** start **
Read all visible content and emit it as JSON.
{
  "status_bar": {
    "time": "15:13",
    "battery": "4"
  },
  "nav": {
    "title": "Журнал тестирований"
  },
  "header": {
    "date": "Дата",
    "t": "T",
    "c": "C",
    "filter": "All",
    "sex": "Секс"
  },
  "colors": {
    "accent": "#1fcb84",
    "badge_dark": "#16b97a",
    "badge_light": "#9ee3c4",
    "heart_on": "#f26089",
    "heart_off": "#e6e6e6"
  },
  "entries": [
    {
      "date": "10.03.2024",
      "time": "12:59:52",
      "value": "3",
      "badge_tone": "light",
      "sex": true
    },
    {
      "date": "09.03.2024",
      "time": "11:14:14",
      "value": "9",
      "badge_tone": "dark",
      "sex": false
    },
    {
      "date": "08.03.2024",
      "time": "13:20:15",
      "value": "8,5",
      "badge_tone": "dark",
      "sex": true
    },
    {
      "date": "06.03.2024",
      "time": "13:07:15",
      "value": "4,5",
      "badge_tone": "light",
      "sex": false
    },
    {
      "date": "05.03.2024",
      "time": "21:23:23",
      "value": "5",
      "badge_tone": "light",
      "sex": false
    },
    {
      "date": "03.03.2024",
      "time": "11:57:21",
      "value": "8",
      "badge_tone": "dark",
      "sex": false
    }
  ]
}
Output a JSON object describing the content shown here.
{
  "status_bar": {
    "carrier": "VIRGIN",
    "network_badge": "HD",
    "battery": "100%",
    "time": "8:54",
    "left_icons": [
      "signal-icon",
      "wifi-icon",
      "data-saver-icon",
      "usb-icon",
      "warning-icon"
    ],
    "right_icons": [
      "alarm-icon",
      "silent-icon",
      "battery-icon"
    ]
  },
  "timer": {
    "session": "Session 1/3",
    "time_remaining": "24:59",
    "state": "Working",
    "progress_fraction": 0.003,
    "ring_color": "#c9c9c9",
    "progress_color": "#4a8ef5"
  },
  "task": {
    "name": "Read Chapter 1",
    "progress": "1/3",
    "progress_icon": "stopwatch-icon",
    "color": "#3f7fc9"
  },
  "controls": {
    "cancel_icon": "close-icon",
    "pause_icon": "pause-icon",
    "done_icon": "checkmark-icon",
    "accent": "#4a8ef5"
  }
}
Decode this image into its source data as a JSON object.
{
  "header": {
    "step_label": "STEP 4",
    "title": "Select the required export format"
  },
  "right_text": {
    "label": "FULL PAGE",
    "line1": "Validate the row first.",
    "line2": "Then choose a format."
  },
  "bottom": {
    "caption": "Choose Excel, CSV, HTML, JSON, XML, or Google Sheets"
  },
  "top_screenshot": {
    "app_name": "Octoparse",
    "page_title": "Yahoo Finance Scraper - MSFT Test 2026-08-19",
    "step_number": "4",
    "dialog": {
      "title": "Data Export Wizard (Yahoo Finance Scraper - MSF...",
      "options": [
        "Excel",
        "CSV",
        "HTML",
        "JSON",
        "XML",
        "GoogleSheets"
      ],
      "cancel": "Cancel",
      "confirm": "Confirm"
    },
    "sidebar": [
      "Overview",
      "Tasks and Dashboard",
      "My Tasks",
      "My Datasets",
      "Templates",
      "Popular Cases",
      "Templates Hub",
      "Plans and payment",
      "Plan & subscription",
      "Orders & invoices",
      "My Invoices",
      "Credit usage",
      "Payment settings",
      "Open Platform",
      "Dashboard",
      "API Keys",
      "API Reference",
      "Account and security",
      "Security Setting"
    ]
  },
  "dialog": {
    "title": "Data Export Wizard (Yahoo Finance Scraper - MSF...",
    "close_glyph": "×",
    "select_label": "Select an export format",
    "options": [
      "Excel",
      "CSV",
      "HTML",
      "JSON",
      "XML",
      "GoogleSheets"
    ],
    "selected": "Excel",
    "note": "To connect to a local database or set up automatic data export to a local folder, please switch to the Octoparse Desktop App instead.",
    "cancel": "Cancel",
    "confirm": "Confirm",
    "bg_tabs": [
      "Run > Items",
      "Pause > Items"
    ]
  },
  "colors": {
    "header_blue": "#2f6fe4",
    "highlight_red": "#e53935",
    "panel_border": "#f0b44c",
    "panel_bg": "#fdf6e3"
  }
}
** end **
**STATED TASK:** Show every line of the listing in which the string "Scraper" can be found.

**ANSWER TO THIS TASK:**
    "page_title": "Yahoo Finance Scraper - MSFT Test 2026-08-19",
      "title": "Data Export Wizard (Yahoo Finance Scraper - MSF...",
    "title": "Data Export Wizard (Yahoo Finance Scraper - MSF...",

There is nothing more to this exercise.